• [Written instruction]
List each line of the data that holds the string "name", please.

□ □ □ □ □

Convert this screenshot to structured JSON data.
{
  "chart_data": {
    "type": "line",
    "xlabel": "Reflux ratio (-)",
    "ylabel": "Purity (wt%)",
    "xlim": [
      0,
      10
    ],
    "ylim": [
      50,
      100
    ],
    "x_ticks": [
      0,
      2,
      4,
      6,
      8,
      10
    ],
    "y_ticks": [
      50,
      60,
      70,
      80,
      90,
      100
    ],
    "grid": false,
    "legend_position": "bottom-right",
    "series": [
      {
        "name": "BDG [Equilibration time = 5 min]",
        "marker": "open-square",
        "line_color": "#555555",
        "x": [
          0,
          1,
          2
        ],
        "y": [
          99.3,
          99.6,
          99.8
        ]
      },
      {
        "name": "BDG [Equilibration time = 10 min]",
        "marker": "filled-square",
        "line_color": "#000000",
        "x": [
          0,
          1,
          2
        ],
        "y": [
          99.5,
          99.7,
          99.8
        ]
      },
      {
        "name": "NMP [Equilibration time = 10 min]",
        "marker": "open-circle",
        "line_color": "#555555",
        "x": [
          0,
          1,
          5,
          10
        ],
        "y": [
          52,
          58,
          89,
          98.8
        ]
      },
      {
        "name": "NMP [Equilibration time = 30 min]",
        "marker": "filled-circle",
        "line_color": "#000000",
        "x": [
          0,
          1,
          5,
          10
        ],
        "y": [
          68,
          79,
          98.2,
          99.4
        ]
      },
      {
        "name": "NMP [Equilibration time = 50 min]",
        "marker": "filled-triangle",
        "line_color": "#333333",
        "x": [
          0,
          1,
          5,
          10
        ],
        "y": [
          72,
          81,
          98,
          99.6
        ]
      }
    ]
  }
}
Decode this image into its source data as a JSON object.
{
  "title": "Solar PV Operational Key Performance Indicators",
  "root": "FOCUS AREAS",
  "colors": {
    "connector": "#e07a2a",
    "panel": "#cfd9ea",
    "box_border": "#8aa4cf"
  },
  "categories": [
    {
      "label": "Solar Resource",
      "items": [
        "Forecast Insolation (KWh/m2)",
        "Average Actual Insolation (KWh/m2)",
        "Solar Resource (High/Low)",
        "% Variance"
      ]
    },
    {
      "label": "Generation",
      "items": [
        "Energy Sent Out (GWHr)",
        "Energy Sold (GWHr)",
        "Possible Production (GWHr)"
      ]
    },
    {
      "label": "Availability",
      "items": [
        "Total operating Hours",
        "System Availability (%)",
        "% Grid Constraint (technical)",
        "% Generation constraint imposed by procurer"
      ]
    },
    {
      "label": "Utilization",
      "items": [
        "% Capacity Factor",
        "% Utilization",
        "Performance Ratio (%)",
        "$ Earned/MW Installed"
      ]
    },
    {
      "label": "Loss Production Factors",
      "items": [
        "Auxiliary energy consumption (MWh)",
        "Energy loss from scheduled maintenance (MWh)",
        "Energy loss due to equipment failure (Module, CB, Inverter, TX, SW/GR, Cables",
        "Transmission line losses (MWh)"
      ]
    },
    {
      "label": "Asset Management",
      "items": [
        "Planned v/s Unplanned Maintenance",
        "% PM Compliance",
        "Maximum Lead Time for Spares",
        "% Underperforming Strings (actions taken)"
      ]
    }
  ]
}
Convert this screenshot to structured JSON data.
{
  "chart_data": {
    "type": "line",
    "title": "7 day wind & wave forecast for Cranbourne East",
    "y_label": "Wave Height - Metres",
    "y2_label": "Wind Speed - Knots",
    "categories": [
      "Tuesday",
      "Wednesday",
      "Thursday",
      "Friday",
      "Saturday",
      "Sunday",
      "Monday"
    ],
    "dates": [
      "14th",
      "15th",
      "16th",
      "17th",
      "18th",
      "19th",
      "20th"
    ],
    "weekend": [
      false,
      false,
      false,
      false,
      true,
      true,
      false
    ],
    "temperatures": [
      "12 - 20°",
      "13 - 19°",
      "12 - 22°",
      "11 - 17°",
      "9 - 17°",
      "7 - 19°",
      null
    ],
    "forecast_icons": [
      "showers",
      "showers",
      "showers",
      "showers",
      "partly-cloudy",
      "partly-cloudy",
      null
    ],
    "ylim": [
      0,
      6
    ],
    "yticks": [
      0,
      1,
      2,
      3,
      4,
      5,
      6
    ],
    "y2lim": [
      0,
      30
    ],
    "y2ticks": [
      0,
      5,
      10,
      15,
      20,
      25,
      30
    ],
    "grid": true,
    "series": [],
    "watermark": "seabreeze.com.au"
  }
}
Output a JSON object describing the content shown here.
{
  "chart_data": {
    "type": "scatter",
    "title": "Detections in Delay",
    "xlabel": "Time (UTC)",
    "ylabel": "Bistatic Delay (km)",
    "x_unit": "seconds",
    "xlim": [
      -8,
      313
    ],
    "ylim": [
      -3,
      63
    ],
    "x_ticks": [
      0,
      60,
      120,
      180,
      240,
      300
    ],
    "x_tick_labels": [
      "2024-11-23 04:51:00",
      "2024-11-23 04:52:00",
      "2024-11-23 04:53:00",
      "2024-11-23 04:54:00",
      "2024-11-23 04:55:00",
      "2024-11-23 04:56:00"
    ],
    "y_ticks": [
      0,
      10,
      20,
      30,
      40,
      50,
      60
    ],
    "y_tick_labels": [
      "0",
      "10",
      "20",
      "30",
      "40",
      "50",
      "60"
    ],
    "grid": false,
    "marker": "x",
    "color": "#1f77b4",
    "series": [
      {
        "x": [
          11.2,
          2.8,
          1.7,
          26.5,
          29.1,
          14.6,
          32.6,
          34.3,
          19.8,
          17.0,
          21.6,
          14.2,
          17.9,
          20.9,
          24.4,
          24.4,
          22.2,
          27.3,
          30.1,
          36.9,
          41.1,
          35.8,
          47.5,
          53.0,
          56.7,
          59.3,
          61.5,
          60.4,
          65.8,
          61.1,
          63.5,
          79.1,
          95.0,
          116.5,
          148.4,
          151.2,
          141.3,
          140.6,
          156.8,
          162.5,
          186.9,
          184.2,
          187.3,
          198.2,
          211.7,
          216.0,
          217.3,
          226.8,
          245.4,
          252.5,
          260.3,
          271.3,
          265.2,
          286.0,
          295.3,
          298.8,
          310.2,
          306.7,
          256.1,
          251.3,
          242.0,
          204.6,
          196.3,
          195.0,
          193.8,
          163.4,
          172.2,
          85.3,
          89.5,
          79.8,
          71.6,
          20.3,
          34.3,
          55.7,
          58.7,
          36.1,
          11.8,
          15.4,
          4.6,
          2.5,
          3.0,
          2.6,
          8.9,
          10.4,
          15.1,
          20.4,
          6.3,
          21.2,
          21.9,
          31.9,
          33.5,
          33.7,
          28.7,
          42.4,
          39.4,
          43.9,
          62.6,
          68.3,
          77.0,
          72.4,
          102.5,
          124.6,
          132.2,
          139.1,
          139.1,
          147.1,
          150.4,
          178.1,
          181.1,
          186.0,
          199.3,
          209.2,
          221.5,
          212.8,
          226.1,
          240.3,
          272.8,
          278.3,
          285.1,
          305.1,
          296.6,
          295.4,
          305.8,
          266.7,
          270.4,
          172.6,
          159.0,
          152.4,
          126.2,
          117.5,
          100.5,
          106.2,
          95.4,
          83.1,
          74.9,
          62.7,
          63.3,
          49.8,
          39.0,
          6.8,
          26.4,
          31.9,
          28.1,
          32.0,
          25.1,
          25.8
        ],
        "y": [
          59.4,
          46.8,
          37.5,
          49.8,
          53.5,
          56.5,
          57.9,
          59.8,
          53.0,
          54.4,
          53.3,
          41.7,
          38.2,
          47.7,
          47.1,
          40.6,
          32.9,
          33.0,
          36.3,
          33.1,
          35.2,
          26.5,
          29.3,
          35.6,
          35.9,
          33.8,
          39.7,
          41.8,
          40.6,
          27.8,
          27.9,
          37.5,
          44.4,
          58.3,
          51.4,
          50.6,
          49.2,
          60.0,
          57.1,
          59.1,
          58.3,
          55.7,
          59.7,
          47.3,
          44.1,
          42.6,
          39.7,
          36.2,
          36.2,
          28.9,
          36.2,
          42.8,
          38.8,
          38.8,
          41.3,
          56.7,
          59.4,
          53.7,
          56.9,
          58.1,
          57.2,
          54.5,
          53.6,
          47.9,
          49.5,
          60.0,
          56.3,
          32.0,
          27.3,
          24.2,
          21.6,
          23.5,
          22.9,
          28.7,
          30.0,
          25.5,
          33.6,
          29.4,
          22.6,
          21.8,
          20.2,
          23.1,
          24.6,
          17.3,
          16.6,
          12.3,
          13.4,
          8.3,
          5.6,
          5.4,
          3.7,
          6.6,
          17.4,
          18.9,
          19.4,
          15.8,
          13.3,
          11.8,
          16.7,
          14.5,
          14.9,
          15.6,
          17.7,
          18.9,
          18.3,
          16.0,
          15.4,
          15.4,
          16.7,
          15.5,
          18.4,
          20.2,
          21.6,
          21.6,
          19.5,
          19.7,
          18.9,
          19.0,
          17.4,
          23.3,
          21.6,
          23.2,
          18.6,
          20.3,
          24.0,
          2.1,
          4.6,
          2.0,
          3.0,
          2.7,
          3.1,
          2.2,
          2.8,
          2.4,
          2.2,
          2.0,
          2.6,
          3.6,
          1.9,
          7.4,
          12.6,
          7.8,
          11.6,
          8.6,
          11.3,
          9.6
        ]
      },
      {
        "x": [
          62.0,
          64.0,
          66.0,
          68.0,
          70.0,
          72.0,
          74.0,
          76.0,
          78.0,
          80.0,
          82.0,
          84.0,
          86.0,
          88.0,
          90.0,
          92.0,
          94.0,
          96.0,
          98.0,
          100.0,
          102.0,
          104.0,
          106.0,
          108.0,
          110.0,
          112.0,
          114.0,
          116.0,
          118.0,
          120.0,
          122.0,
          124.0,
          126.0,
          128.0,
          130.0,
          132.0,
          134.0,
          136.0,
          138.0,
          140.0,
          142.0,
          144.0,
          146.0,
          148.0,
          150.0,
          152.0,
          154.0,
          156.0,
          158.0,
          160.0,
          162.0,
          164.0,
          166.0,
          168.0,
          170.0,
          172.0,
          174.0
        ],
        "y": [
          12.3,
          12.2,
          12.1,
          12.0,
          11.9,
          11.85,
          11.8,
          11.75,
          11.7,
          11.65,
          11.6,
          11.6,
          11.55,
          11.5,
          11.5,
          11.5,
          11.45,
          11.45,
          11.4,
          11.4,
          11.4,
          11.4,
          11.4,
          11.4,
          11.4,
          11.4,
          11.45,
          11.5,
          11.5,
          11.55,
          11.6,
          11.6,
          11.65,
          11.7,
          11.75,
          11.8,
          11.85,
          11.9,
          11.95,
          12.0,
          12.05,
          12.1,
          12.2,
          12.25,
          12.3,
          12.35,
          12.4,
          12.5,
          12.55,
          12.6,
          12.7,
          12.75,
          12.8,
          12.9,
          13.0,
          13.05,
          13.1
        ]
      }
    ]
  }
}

□ □ □ □ □

• [Response below]
        "name": "BDG [Equilibration time = 5 min]",
        "name": "BDG [Equilibration time = 10 min]",
        "name": "NMP [Equilibration time = 10 min]",
        "name": "NMP [Equilibration time = 30 min]",
        "name": "NMP [Equilibration time = 50 min]",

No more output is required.